**Prompt**
Filter the entries, keeping every line with the word "Quan".
..........
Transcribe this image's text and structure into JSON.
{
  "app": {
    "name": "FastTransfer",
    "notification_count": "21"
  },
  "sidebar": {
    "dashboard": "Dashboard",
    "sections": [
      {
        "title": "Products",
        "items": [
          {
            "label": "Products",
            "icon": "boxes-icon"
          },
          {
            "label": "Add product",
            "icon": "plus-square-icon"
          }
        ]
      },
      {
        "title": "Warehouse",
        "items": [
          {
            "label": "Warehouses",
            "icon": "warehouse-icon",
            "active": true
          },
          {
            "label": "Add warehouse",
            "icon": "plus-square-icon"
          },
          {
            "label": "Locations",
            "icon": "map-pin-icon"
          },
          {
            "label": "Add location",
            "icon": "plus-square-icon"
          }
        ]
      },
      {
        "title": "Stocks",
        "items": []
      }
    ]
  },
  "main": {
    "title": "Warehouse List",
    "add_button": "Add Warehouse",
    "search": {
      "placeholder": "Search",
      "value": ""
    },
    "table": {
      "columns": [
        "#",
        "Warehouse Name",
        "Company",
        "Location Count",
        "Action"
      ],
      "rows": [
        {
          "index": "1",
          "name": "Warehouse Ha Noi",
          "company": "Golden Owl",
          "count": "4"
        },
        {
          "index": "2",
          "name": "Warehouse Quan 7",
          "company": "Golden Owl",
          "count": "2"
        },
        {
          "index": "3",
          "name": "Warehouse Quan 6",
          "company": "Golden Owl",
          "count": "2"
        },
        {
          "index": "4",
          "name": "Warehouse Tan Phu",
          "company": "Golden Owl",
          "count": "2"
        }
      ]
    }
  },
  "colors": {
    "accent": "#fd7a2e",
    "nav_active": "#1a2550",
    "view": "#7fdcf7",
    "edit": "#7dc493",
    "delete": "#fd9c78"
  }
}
..........
**Answer for the task**
          "name": "Warehouse Quan 7",
          "name": "Warehouse Quan 6",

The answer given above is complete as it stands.